* Begin The records *

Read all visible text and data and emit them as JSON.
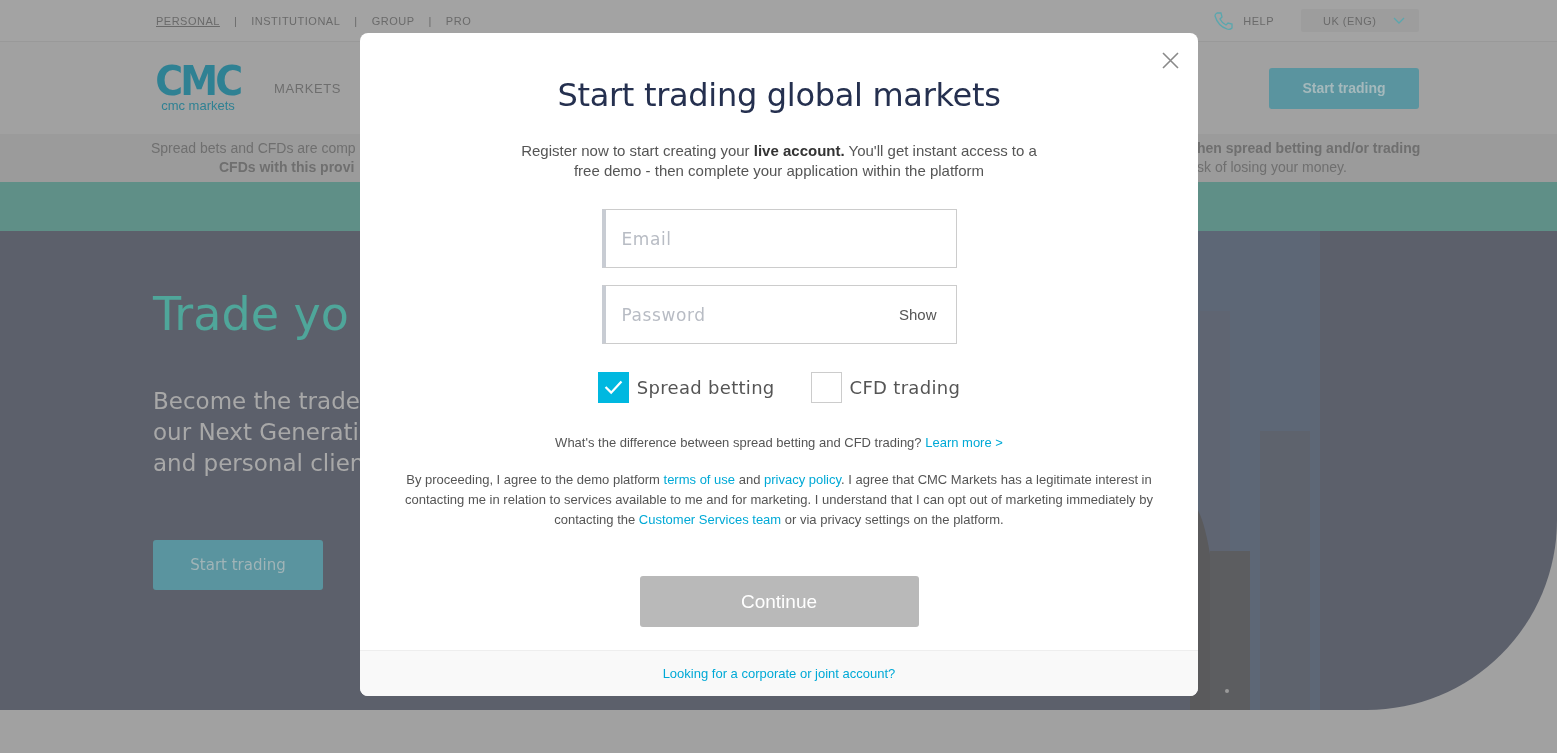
{
  "top_nav": {
    "links": [
      {
        "label": "PERSONAL",
        "selected": true
      },
      {
        "label": "INSTITUTIONAL",
        "selected": false
      },
      {
        "label": "GROUP",
        "selected": false
      },
      {
        "label": "PRO",
        "selected": false
      }
    ],
    "separators": [
      "|",
      "|",
      "|"
    ],
    "help": "HELP",
    "region": "UK (ENG)"
  },
  "header": {
    "logo": {
      "mark": "CMC",
      "text": "cmc markets"
    },
    "nav": [
      "MARKETS"
    ],
    "cta": "Start trading"
  },
  "risk_warning": {
    "left_lines": [
      {
        "text": "Spread bets and CFDs are comp",
        "bold": false
      },
      {
        "text": "CFDs with this provi",
        "bold": true
      }
    ],
    "right_lines": [
      {
        "text": "hen spread betting and/or trading",
        "bold": true
      },
      {
        "text": "sk of losing your money.",
        "bold": false
      }
    ]
  },
  "hero": {
    "title": "Trade yo",
    "subtitle_lines": [
      "Become the trade",
      "our Next Generati",
      "and personal clien"
    ],
    "cta": "Start trading",
    "background": {
      "kind": "picture"
    }
  },
  "modal": {
    "title": "Start trading global markets",
    "intro": "Register now to start creating your **live account.** You'll get instant access to a free demo - then complete your application within the platform",
    "fields": [
      {
        "kind": "email",
        "placeholder": "Email"
      },
      {
        "kind": "password",
        "placeholder": "Password",
        "toggle": "Show"
      }
    ],
    "options": [
      {
        "label": "Spread betting",
        "checked": true
      },
      {
        "label": "CFD trading",
        "checked": false
      }
    ],
    "difference": {
      "text": "What's the difference between spread betting and CFD trading?",
      "link": "Learn more >"
    },
    "legal": [
      {
        "kind": "text",
        "text": "By proceeding, I agree to the demo platform "
      },
      {
        "kind": "link",
        "text": "terms of use"
      },
      {
        "kind": "text",
        "text": " and "
      },
      {
        "kind": "link",
        "text": "privacy policy"
      },
      {
        "kind": "text",
        "text": ". I agree that CMC Markets has a legitimate interest in contacting me in relation to services available to me and for marketing. I understand that I can opt out of marketing immediately by contacting the "
      },
      {
        "kind": "link",
        "text": "Customer Services team"
      },
      {
        "kind": "text",
        "text": " or via privacy settings on the platform."
      }
    ],
    "continue": {
      "label": "Continue",
      "disabled": true
    },
    "footer_link": "Looking for a corporate or joint account?"
  }
}
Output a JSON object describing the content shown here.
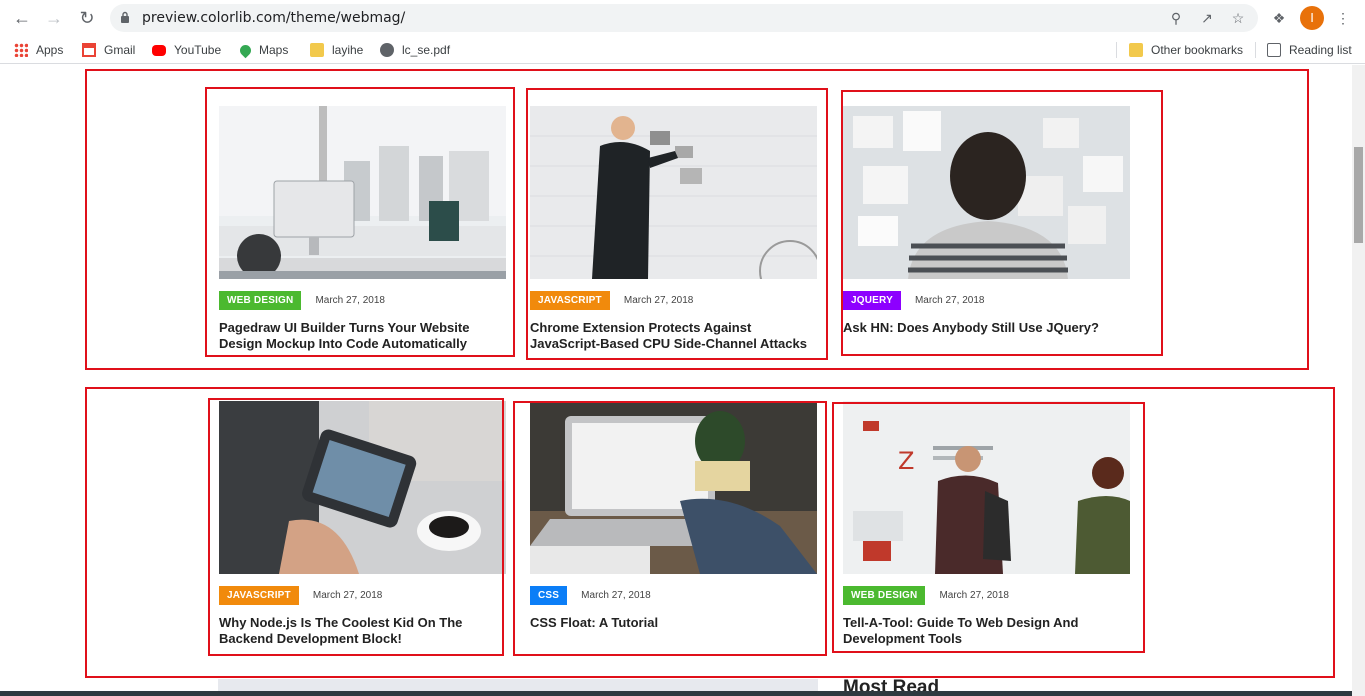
{
  "browser": {
    "url": "preview.colorlib.com/theme/webmag/",
    "profile_initial": "I",
    "bookmarks": [
      "Apps",
      "Gmail",
      "YouTube",
      "Maps",
      "layihe",
      "lc_se.pdf"
    ],
    "other_bookmarks": "Other bookmarks",
    "reading_list": "Reading list"
  },
  "colors": {
    "web_design": "#4bb92f",
    "javascript": "#f18a0c",
    "jquery": "#8d00ff",
    "css": "#0b7ef7",
    "annotation": "#e0101a"
  },
  "row1": [
    {
      "tag": "WEB DESIGN",
      "date": "March 27, 2018",
      "title": "Pagedraw UI Builder Turns Your Website Design Mockup Into Code Automatically"
    },
    {
      "tag": "JAVASCRIPT",
      "date": "March 27, 2018",
      "title": "Chrome Extension Protects Against JavaScript-Based CPU Side-Channel Attacks"
    },
    {
      "tag": "JQUERY",
      "date": "March 27, 2018",
      "title": "Ask HN: Does Anybody Still Use JQuery?"
    }
  ],
  "row2": [
    {
      "tag": "JAVASCRIPT",
      "date": "March 27, 2018",
      "title": "Why Node.js Is The Coolest Kid On The Backend Development Block!"
    },
    {
      "tag": "CSS",
      "date": "March 27, 2018",
      "title": "CSS Float: A Tutorial"
    },
    {
      "tag": "WEB DESIGN",
      "date": "March 27, 2018",
      "title": "Tell-A-Tool: Guide To Web Design And Development Tools"
    }
  ],
  "sidebar": {
    "most_read": "Most Read"
  }
}
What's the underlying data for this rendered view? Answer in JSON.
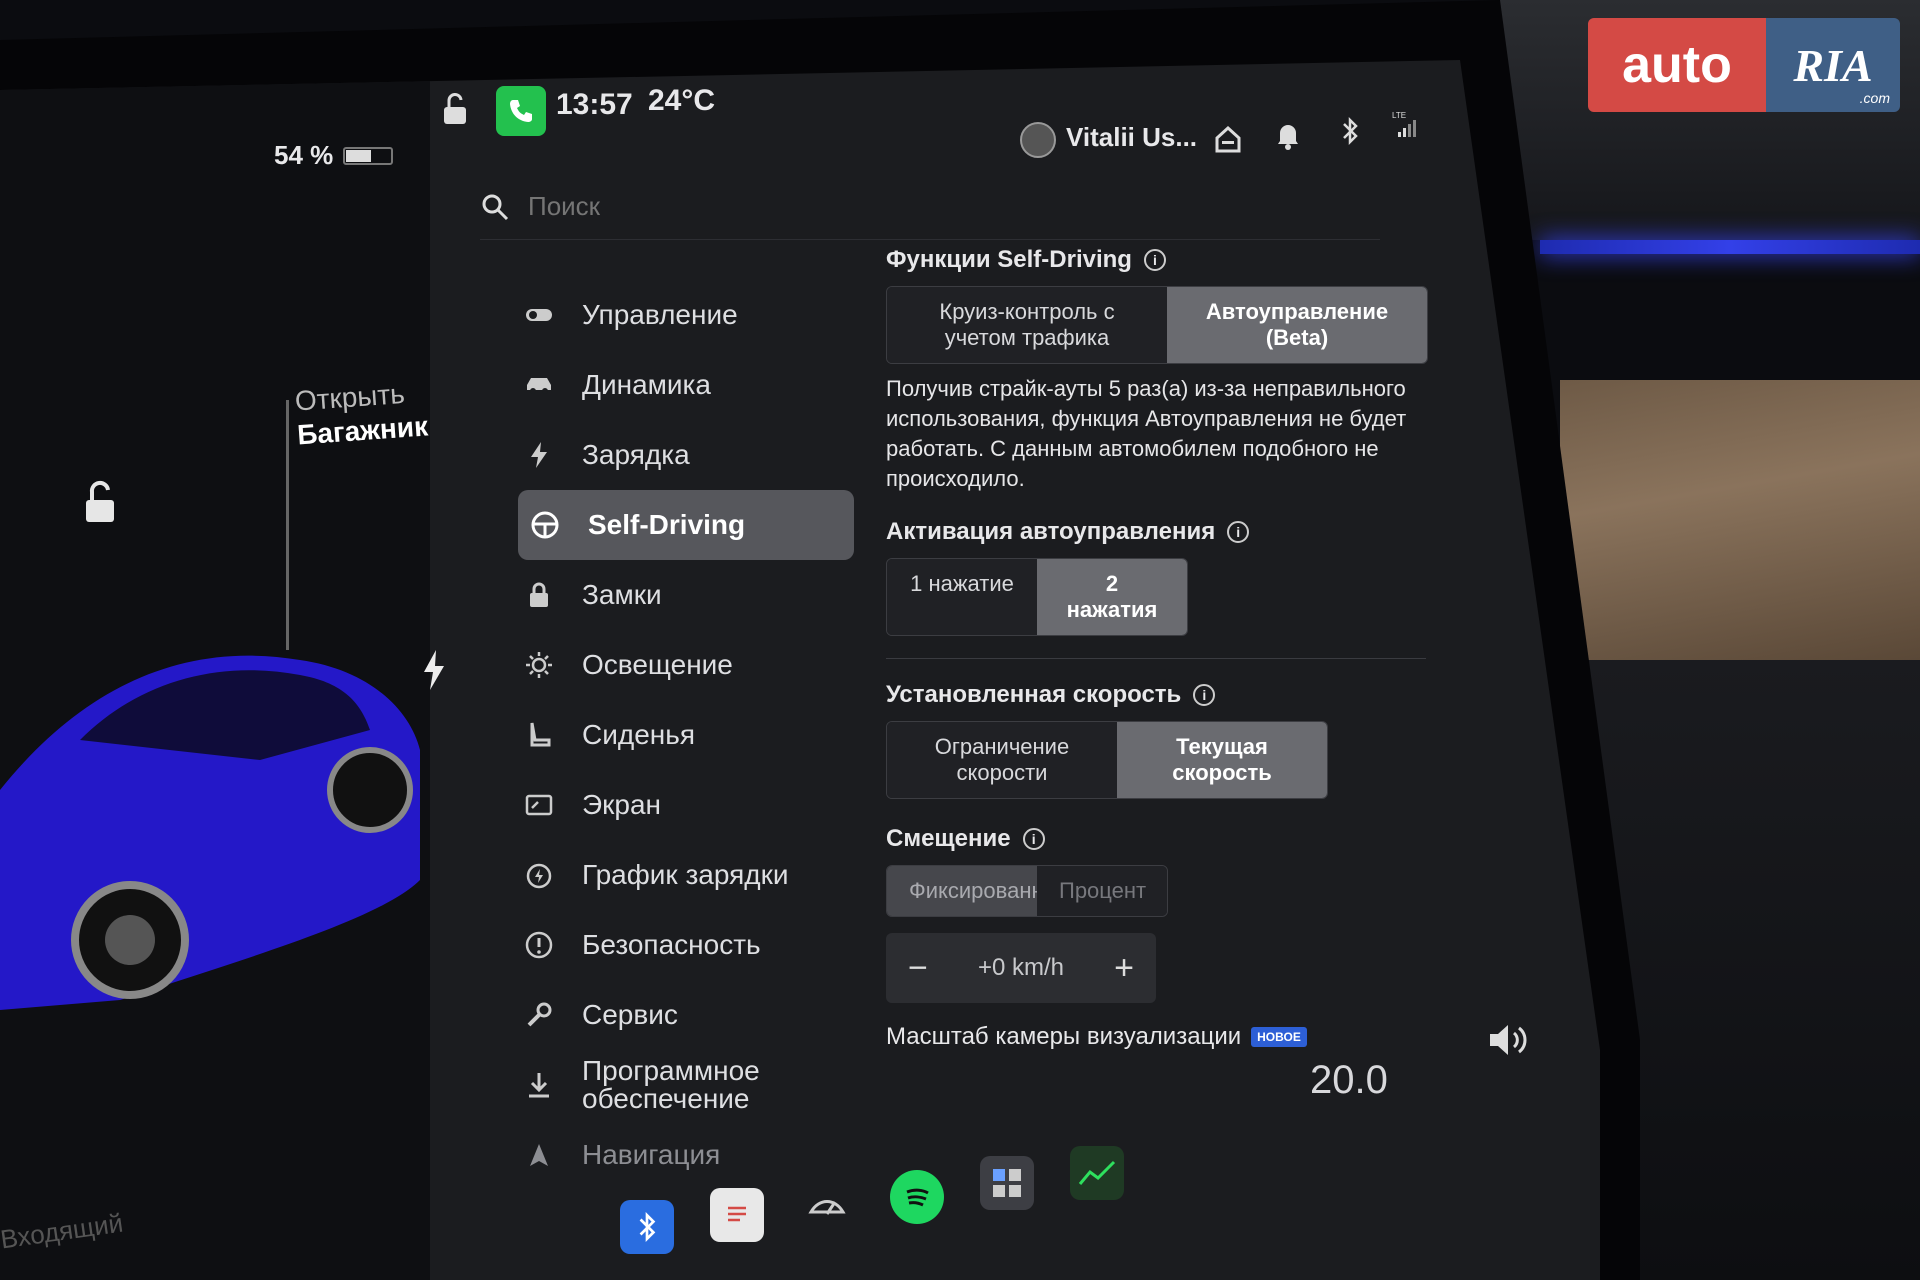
{
  "watermark": {
    "auto": "auto",
    "ria": "RIA",
    "com": ".com"
  },
  "colors": {
    "accent_blue": "#2d5fd6",
    "phone_green": "#23c14e",
    "active_bg": "#56575c",
    "brand_red": "#d44a45",
    "brand_blue": "#3f5f86"
  },
  "car_panel": {
    "battery": "54 %",
    "battery_level": 0.54,
    "trunk_line1": "Открыть",
    "trunk_line2": "Багажник",
    "incoming": "Входящий"
  },
  "status_bar": {
    "time": "13:57",
    "temperature": "24°C",
    "user_name": "Vitalii Us...",
    "icons": [
      "lock-open-icon",
      "phone-icon",
      "home-icon",
      "bell-icon",
      "bluetooth-icon",
      "lte-signal-icon"
    ]
  },
  "search": {
    "placeholder": "Поиск"
  },
  "sidebar": {
    "items": [
      {
        "label": "Управление",
        "icon": "toggle-icon"
      },
      {
        "label": "Динамика",
        "icon": "car-icon"
      },
      {
        "label": "Зарядка",
        "icon": "bolt-icon"
      },
      {
        "label": "Self-Driving",
        "icon": "steering-wheel-icon",
        "active": true
      },
      {
        "label": "Замки",
        "icon": "lock-icon"
      },
      {
        "label": "Освещение",
        "icon": "sun-icon"
      },
      {
        "label": "Сиденья",
        "icon": "seat-icon"
      },
      {
        "label": "Экран",
        "icon": "screen-icon"
      },
      {
        "label": "График зарядки",
        "icon": "clock-bolt-icon"
      },
      {
        "label": "Безопасность",
        "icon": "alert-icon"
      },
      {
        "label": "Сервис",
        "icon": "wrench-icon"
      },
      {
        "label": "Программное обеспечение",
        "icon": "download-icon"
      },
      {
        "label": "Навигация",
        "icon": "navigation-icon"
      }
    ]
  },
  "content": {
    "self_driving": {
      "title": "Функции Self-Driving",
      "option_a": "Круиз-контроль с учетом трафика",
      "option_b": "Автоуправление (Beta)",
      "warning": "Получив страйк-ауты 5 раз(а) из-за неправильного использования, функция Автоуправления не будет работать. С данным автомобилем подобного не происходило."
    },
    "activation": {
      "title": "Активация автоуправления",
      "option_a": "1 нажатие",
      "option_b": "2 нажатия"
    },
    "set_speed": {
      "title": "Установленная скорость",
      "option_a": "Ограничение скорости",
      "option_b": "Текущая скорость"
    },
    "offset": {
      "title": "Смещение",
      "option_a": "Фиксированно",
      "option_b": "Процент",
      "value": "+0 km/h",
      "minus": "−",
      "plus": "+"
    },
    "camera": {
      "label": "Масштаб камеры визуализации",
      "badge": "НОВОЕ"
    }
  },
  "bottom": {
    "zoom_value": "20.0"
  },
  "dock": {
    "icons": [
      "phone-icon",
      "bluetooth-icon",
      "notepad-icon",
      "wiper-icon",
      "spotify-icon",
      "apps-icon",
      "stocks-icon"
    ]
  }
}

* End The records *

▶ _What you are asked to do_
Gather all lines of the records that include the word "data".

▶ _Full output_
Read all visible text and data and emit them as JSON.
What's the underlying data for this rendered view? Answer in JSON.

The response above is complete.